**EXERCISE DESCRIPTION**
Quote the whole listing word for word. Do not include the pictures.

BEGIN PROVIDED DATA

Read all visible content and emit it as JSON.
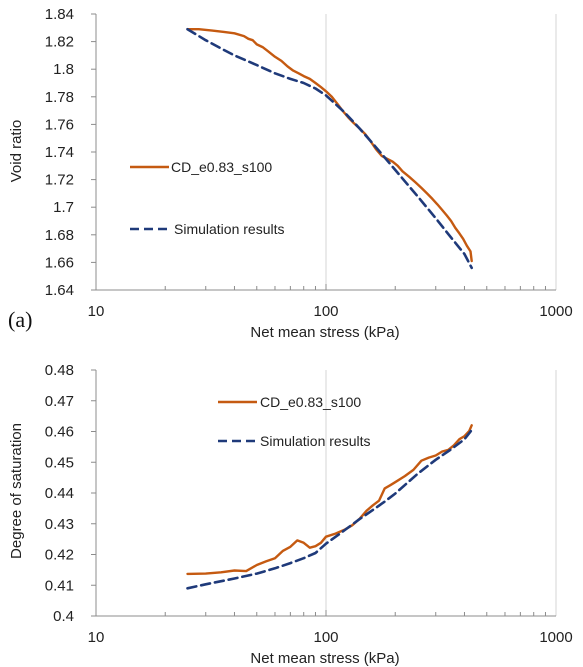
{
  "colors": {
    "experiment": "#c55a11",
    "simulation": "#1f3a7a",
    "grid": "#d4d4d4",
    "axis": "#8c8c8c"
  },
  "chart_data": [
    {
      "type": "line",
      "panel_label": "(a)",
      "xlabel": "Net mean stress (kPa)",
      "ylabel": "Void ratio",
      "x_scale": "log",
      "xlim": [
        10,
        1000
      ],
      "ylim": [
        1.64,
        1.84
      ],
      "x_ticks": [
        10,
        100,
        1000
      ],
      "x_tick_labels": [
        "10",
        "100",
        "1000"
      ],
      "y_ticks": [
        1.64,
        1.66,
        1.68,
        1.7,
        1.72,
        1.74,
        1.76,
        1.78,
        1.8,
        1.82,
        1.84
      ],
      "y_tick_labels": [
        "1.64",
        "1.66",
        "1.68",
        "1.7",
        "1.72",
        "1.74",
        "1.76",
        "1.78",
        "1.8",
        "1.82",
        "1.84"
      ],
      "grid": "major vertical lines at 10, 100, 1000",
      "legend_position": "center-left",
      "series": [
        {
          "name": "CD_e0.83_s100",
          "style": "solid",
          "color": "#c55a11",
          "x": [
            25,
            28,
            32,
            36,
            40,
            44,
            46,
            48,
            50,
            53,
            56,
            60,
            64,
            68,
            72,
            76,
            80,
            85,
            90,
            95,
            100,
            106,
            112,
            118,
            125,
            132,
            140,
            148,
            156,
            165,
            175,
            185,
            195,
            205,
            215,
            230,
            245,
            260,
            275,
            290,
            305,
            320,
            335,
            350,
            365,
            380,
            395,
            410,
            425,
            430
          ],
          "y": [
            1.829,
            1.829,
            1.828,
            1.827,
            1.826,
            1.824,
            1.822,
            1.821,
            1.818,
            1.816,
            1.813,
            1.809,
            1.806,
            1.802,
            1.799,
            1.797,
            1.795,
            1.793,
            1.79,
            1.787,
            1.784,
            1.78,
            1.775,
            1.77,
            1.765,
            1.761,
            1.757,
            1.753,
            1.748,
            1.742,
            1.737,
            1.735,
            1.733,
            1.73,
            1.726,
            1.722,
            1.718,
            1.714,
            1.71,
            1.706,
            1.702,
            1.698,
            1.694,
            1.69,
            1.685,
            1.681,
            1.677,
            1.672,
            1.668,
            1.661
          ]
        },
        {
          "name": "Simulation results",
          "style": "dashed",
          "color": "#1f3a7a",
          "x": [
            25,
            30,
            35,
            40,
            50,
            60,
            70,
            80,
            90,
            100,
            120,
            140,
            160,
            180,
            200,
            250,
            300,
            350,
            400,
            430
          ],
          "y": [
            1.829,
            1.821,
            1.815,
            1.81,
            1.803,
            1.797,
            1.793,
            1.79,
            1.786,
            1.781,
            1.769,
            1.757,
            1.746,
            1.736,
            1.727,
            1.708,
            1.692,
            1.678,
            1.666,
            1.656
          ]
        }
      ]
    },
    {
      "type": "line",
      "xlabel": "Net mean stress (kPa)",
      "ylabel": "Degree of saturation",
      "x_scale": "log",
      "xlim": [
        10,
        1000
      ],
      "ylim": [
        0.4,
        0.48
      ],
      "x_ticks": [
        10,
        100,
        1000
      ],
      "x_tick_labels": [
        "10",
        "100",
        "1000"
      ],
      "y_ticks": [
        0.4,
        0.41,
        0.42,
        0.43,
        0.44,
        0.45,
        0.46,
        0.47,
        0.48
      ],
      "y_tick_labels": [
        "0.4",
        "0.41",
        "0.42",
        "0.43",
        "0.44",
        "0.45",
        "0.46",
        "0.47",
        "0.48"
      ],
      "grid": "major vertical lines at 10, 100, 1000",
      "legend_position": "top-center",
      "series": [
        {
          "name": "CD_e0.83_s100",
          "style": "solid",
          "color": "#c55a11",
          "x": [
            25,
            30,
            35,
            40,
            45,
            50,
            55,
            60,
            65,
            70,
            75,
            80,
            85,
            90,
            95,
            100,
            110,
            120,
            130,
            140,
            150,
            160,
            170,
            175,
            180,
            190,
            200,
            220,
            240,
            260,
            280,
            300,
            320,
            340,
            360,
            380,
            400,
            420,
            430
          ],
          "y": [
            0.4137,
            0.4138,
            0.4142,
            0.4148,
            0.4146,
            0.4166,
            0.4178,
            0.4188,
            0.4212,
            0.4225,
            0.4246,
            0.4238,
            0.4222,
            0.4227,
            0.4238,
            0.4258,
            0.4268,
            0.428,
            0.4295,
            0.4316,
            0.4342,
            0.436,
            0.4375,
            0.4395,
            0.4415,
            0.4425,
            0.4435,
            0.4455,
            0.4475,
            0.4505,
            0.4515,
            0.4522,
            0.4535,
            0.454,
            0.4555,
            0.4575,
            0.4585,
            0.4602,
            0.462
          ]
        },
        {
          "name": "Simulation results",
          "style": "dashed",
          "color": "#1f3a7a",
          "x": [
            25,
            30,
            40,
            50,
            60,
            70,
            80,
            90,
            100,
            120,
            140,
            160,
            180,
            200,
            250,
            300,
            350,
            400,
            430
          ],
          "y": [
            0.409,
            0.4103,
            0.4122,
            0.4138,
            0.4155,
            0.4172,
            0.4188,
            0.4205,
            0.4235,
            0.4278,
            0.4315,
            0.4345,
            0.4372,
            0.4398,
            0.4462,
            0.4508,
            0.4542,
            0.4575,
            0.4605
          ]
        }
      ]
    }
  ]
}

END PROVIDED DATA

**ANSWER TO THE EXERCISE**
Read all visible content and emit it as JSON.
{
  "colors": {
    "experiment": "#c55a11",
    "simulation": "#1f3a7a",
    "grid": "#d4d4d4",
    "axis": "#8c8c8c"
  },
  "chart_data": [
    {
      "type": "line",
      "panel_label": "(a)",
      "xlabel": "Net mean stress (kPa)",
      "ylabel": "Void ratio",
      "x_scale": "log",
      "xlim": [
        10,
        1000
      ],
      "ylim": [
        1.64,
        1.84
      ],
      "x_ticks": [
        10,
        100,
        1000
      ],
      "x_tick_labels": [
        "10",
        "100",
        "1000"
      ],
      "y_ticks": [
        1.64,
        1.66,
        1.68,
        1.7,
        1.72,
        1.74,
        1.76,
        1.78,
        1.8,
        1.82,
        1.84
      ],
      "y_tick_labels": [
        "1.64",
        "1.66",
        "1.68",
        "1.7",
        "1.72",
        "1.74",
        "1.76",
        "1.78",
        "1.8",
        "1.82",
        "1.84"
      ],
      "grid": "major vertical lines at 10, 100, 1000",
      "legend_position": "center-left",
      "series": [
        {
          "name": "CD_e0.83_s100",
          "style": "solid",
          "color": "#c55a11",
          "x": [
            25,
            28,
            32,
            36,
            40,
            44,
            46,
            48,
            50,
            53,
            56,
            60,
            64,
            68,
            72,
            76,
            80,
            85,
            90,
            95,
            100,
            106,
            112,
            118,
            125,
            132,
            140,
            148,
            156,
            165,
            175,
            185,
            195,
            205,
            215,
            230,
            245,
            260,
            275,
            290,
            305,
            320,
            335,
            350,
            365,
            380,
            395,
            410,
            425,
            430
          ],
          "y": [
            1.829,
            1.829,
            1.828,
            1.827,
            1.826,
            1.824,
            1.822,
            1.821,
            1.818,
            1.816,
            1.813,
            1.809,
            1.806,
            1.802,
            1.799,
            1.797,
            1.795,
            1.793,
            1.79,
            1.787,
            1.784,
            1.78,
            1.775,
            1.77,
            1.765,
            1.761,
            1.757,
            1.753,
            1.748,
            1.742,
            1.737,
            1.735,
            1.733,
            1.73,
            1.726,
            1.722,
            1.718,
            1.714,
            1.71,
            1.706,
            1.702,
            1.698,
            1.694,
            1.69,
            1.685,
            1.681,
            1.677,
            1.672,
            1.668,
            1.661
          ]
        },
        {
          "name": "Simulation results",
          "style": "dashed",
          "color": "#1f3a7a",
          "x": [
            25,
            30,
            35,
            40,
            50,
            60,
            70,
            80,
            90,
            100,
            120,
            140,
            160,
            180,
            200,
            250,
            300,
            350,
            400,
            430
          ],
          "y": [
            1.829,
            1.821,
            1.815,
            1.81,
            1.803,
            1.797,
            1.793,
            1.79,
            1.786,
            1.781,
            1.769,
            1.757,
            1.746,
            1.736,
            1.727,
            1.708,
            1.692,
            1.678,
            1.666,
            1.656
          ]
        }
      ]
    },
    {
      "type": "line",
      "xlabel": "Net mean stress (kPa)",
      "ylabel": "Degree of saturation",
      "x_scale": "log",
      "xlim": [
        10,
        1000
      ],
      "ylim": [
        0.4,
        0.48
      ],
      "x_ticks": [
        10,
        100,
        1000
      ],
      "x_tick_labels": [
        "10",
        "100",
        "1000"
      ],
      "y_ticks": [
        0.4,
        0.41,
        0.42,
        0.43,
        0.44,
        0.45,
        0.46,
        0.47,
        0.48
      ],
      "y_tick_labels": [
        "0.4",
        "0.41",
        "0.42",
        "0.43",
        "0.44",
        "0.45",
        "0.46",
        "0.47",
        "0.48"
      ],
      "grid": "major vertical lines at 10, 100, 1000",
      "legend_position": "top-center",
      "series": [
        {
          "name": "CD_e0.83_s100",
          "style": "solid",
          "color": "#c55a11",
          "x": [
            25,
            30,
            35,
            40,
            45,
            50,
            55,
            60,
            65,
            70,
            75,
            80,
            85,
            90,
            95,
            100,
            110,
            120,
            130,
            140,
            150,
            160,
            170,
            175,
            180,
            190,
            200,
            220,
            240,
            260,
            280,
            300,
            320,
            340,
            360,
            380,
            400,
            420,
            430
          ],
          "y": [
            0.4137,
            0.4138,
            0.4142,
            0.4148,
            0.4146,
            0.4166,
            0.4178,
            0.4188,
            0.4212,
            0.4225,
            0.4246,
            0.4238,
            0.4222,
            0.4227,
            0.4238,
            0.4258,
            0.4268,
            0.428,
            0.4295,
            0.4316,
            0.4342,
            0.436,
            0.4375,
            0.4395,
            0.4415,
            0.4425,
            0.4435,
            0.4455,
            0.4475,
            0.4505,
            0.4515,
            0.4522,
            0.4535,
            0.454,
            0.4555,
            0.4575,
            0.4585,
            0.4602,
            0.462
          ]
        },
        {
          "name": "Simulation results",
          "style": "dashed",
          "color": "#1f3a7a",
          "x": [
            25,
            30,
            40,
            50,
            60,
            70,
            80,
            90,
            100,
            120,
            140,
            160,
            180,
            200,
            250,
            300,
            350,
            400,
            430
          ],
          "y": [
            0.409,
            0.4103,
            0.4122,
            0.4138,
            0.4155,
            0.4172,
            0.4188,
            0.4205,
            0.4235,
            0.4278,
            0.4315,
            0.4345,
            0.4372,
            0.4398,
            0.4462,
            0.4508,
            0.4542,
            0.4575,
            0.4605
          ]
        }
      ]
    }
  ]
}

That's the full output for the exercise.